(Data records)
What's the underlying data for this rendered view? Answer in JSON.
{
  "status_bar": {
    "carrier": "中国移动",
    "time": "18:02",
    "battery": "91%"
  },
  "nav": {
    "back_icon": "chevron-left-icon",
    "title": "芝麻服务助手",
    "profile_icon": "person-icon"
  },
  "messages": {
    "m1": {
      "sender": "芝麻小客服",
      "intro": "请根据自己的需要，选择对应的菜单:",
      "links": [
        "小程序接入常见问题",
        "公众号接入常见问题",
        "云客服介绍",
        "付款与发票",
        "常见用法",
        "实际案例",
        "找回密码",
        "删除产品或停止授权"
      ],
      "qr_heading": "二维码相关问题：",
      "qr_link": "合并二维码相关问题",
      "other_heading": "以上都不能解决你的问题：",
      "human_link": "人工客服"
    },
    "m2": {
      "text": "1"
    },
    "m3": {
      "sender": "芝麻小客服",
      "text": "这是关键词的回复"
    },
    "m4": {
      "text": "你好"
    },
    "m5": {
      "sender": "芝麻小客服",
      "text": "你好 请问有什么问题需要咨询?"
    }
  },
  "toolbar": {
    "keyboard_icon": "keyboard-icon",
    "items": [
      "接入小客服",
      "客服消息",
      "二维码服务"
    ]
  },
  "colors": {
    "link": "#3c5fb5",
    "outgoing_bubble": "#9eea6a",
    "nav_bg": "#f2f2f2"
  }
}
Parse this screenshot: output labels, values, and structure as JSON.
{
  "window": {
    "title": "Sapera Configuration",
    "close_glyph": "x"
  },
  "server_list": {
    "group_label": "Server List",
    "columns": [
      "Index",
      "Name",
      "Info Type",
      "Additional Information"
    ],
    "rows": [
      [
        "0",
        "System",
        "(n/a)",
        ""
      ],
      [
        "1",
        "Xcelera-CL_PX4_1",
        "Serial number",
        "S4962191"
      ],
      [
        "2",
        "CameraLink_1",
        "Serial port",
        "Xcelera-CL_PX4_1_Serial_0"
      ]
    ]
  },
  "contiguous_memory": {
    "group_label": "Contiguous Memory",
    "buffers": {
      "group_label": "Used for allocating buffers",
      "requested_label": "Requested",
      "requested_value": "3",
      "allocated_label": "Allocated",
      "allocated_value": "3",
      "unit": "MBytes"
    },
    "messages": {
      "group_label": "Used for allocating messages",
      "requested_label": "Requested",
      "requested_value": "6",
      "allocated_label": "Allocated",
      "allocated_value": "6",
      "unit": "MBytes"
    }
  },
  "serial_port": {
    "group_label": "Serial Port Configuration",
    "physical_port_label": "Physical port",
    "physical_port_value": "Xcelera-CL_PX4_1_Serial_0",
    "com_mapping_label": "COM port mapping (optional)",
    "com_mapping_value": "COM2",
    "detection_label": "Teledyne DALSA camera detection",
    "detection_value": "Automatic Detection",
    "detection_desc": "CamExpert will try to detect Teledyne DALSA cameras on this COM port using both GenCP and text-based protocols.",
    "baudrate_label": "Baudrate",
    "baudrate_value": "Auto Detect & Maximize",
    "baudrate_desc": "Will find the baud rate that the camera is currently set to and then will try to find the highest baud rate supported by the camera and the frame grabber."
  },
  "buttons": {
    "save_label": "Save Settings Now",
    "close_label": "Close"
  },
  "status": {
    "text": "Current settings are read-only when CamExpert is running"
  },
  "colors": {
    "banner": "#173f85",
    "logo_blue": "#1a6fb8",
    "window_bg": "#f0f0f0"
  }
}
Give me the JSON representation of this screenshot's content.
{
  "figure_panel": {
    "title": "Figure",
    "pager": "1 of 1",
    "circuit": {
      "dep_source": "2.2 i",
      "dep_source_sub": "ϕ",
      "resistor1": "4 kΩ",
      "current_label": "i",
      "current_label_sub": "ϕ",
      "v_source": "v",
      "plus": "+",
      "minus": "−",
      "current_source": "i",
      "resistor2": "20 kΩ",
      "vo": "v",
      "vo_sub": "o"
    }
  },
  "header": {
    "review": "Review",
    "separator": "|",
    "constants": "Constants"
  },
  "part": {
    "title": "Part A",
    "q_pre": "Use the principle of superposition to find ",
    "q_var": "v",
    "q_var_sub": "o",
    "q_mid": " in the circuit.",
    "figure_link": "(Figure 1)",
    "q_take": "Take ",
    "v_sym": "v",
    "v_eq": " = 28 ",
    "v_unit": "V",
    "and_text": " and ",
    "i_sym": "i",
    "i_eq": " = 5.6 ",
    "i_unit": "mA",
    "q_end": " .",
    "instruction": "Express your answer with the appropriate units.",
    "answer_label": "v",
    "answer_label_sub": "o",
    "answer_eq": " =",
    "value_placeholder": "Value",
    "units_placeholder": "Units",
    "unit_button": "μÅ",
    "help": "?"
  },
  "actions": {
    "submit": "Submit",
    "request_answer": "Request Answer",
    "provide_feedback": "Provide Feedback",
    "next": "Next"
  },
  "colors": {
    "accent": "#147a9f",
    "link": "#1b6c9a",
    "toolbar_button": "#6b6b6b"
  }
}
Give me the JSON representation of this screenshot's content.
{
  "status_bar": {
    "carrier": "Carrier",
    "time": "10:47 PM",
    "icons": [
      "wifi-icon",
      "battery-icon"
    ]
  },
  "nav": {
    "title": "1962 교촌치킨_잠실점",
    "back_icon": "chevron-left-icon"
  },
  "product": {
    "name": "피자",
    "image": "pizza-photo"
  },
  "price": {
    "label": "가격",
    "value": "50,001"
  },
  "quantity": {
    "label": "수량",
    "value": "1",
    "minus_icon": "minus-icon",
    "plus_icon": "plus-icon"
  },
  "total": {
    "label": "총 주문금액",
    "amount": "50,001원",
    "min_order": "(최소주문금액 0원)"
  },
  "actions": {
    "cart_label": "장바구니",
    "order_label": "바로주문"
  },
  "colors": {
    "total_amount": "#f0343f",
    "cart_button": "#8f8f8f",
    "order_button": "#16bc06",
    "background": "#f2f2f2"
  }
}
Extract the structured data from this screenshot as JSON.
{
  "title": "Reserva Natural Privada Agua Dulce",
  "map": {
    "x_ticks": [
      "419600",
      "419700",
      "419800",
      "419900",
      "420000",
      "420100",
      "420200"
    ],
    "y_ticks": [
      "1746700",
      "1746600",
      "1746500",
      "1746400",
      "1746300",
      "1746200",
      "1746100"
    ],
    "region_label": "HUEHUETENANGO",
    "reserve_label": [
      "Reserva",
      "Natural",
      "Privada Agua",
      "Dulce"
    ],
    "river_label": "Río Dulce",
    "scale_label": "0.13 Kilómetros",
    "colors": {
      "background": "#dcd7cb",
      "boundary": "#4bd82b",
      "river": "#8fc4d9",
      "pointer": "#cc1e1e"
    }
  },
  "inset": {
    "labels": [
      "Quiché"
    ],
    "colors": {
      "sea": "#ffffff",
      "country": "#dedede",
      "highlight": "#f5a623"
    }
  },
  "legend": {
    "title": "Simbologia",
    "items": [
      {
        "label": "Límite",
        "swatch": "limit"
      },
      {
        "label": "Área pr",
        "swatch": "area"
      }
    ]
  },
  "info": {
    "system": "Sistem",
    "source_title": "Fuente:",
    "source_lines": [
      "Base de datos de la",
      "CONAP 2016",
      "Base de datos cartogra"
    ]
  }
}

* Exercise task: Your task is to repeat the data exactly; please include every line.

* Response to the exercise:
What's the underlying data for this rendered view? Answer in JSON.
{
  "status_bar": {
    "carrier": "中国移动",
    "time": "18:02",
    "battery": "91%"
  },
  "nav": {
    "back_icon": "chevron-left-icon",
    "title": "芝麻服务助手",
    "profile_icon": "person-icon"
  },
  "messages": {
    "m1": {
      "sender": "芝麻小客服",
      "intro": "请根据自己的需要，选择对应的菜单:",
      "links": [
        "小程序接入常见问题",
        "公众号接入常见问题",
        "云客服介绍",
        "付款与发票",
        "常见用法",
        "实际案例",
        "找回密码",
        "删除产品或停止授权"
      ],
      "qr_heading": "二维码相关问题：",
      "qr_link": "合并二维码相关问题",
      "other_heading": "以上都不能解决你的问题：",
      "human_link": "人工客服"
    },
    "m2": {
      "text": "1"
    },
    "m3": {
      "sender": "芝麻小客服",
      "text": "这是关键词的回复"
    },
    "m4": {
      "text": "你好"
    },
    "m5": {
      "sender": "芝麻小客服",
      "text": "你好 请问有什么问题需要咨询?"
    }
  },
  "toolbar": {
    "keyboard_icon": "keyboard-icon",
    "items": [
      "接入小客服",
      "客服消息",
      "二维码服务"
    ]
  },
  "colors": {
    "link": "#3c5fb5",
    "outgoing_bubble": "#9eea6a",
    "nav_bg": "#f2f2f2"
  }
}
Parse this screenshot: output labels, values, and structure as JSON.
{
  "window": {
    "title": "Sapera Configuration",
    "close_glyph": "x"
  },
  "server_list": {
    "group_label": "Server List",
    "columns": [
      "Index",
      "Name",
      "Info Type",
      "Additional Information"
    ],
    "rows": [
      [
        "0",
        "System",
        "(n/a)",
        ""
      ],
      [
        "1",
        "Xcelera-CL_PX4_1",
        "Serial number",
        "S4962191"
      ],
      [
        "2",
        "CameraLink_1",
        "Serial port",
        "Xcelera-CL_PX4_1_Serial_0"
      ]
    ]
  },
  "contiguous_memory": {
    "group_label": "Contiguous Memory",
    "buffers": {
      "group_label": "Used for allocating buffers",
      "requested_label": "Requested",
      "requested_value": "3",
      "allocated_label": "Allocated",
      "allocated_value": "3",
      "unit": "MBytes"
    },
    "messages": {
      "group_label": "Used for allocating messages",
      "requested_label": "Requested",
      "requested_value": "6",
      "allocated_label": "Allocated",
      "allocated_value": "6",
      "unit": "MBytes"
    }
  },
  "serial_port": {
    "group_label": "Serial Port Configuration",
    "physical_port_label": "Physical port",
    "physical_port_value": "Xcelera-CL_PX4_1_Serial_0",
    "com_mapping_label": "COM port mapping (optional)",
    "com_mapping_value": "COM2",
    "detection_label": "Teledyne DALSA camera detection",
    "detection_value": "Automatic Detection",
    "detection_desc": "CamExpert will try to detect Teledyne DALSA cameras on this COM port using both GenCP and text-based protocols.",
    "baudrate_label": "Baudrate",
    "baudrate_value": "Auto Detect & Maximize",
    "baudrate_desc": "Will find the baud rate that the camera is currently set to and then will try to find the highest baud rate supported by the camera and the frame grabber."
  },
  "buttons": {
    "save_label": "Save Settings Now",
    "close_label": "Close"
  },
  "status": {
    "text": "Current settings are read-only when CamExpert is running"
  },
  "colors": {
    "banner": "#173f85",
    "logo_blue": "#1a6fb8",
    "window_bg": "#f0f0f0"
  }
}
Give me the JSON representation of this screenshot's content.
{
  "figure_panel": {
    "title": "Figure",
    "pager": "1 of 1",
    "circuit": {
      "dep_source": "2.2 i",
      "dep_source_sub": "ϕ",
      "resistor1": "4 kΩ",
      "current_label": "i",
      "current_label_sub": "ϕ",
      "v_source": "v",
      "plus": "+",
      "minus": "−",
      "current_source": "i",
      "resistor2": "20 kΩ",
      "vo": "v",
      "vo_sub": "o"
    }
  },
  "header": {
    "review": "Review",
    "separator": "|",
    "constants": "Constants"
  },
  "part": {
    "title": "Part A",
    "q_pre": "Use the principle of superposition to find ",
    "q_var": "v",
    "q_var_sub": "o",
    "q_mid": " in the circuit.",
    "figure_link": "(Figure 1)",
    "q_take": "Take ",
    "v_sym": "v",
    "v_eq": " = 28 ",
    "v_unit": "V",
    "and_text": " and ",
    "i_sym": "i",
    "i_eq": " = 5.6 ",
    "i_unit": "mA",
    "q_end": " .",
    "instruction": "Express your answer with the appropriate units.",
    "answer_label": "v",
    "answer_label_sub": "o",
    "answer_eq": " =",
    "value_placeholder": "Value",
    "units_placeholder": "Units",
    "unit_button": "μÅ",
    "help": "?"
  },
  "actions": {
    "submit": "Submit",
    "request_answer": "Request Answer",
    "provide_feedback": "Provide Feedback",
    "next": "Next"
  },
  "colors": {
    "accent": "#147a9f",
    "link": "#1b6c9a",
    "toolbar_button": "#6b6b6b"
  }
}
Give me the JSON representation of this screenshot's content.
{
  "status_bar": {
    "carrier": "Carrier",
    "time": "10:47 PM",
    "icons": [
      "wifi-icon",
      "battery-icon"
    ]
  },
  "nav": {
    "title": "1962 교촌치킨_잠실점",
    "back_icon": "chevron-left-icon"
  },
  "product": {
    "name": "피자",
    "image": "pizza-photo"
  },
  "price": {
    "label": "가격",
    "value": "50,001"
  },
  "quantity": {
    "label": "수량",
    "value": "1",
    "minus_icon": "minus-icon",
    "plus_icon": "plus-icon"
  },
  "total": {
    "label": "총 주문금액",
    "amount": "50,001원",
    "min_order": "(최소주문금액 0원)"
  },
  "actions": {
    "cart_label": "장바구니",
    "order_label": "바로주문"
  },
  "colors": {
    "total_amount": "#f0343f",
    "cart_button": "#8f8f8f",
    "order_button": "#16bc06",
    "background": "#f2f2f2"
  }
}
Extract the structured data from this screenshot as JSON.
{
  "title": "Reserva Natural Privada Agua Dulce",
  "map": {
    "x_ticks": [
      "419600",
      "419700",
      "419800",
      "419900",
      "420000",
      "420100",
      "420200"
    ],
    "y_ticks": [
      "1746700",
      "1746600",
      "1746500",
      "1746400",
      "1746300",
      "1746200",
      "1746100"
    ],
    "region_label": "HUEHUETENANGO",
    "reserve_label": [
      "Reserva",
      "Natural",
      "Privada Agua",
      "Dulce"
    ],
    "river_label": "Río Dulce",
    "scale_label": "0.13 Kilómetros",
    "colors": {
      "background": "#dcd7cb",
      "boundary": "#4bd82b",
      "river": "#8fc4d9",
      "pointer": "#cc1e1e"
    }
  },
  "inset": {
    "labels": [
      "Quiché"
    ],
    "colors": {
      "sea": "#ffffff",
      "country": "#dedede",
      "highlight": "#f5a623"
    }
  },
  "legend": {
    "title": "Simbologia",
    "items": [
      {
        "label": "Límite",
        "swatch": "limit"
      },
      {
        "label": "Área pr",
        "swatch": "area"
      }
    ]
  },
  "info": {
    "system": "Sistem",
    "source_title": "Fuente:",
    "source_lines": [
      "Base de datos de la",
      "CONAP 2016",
      "Base de datos cartogra"
    ]
  }
}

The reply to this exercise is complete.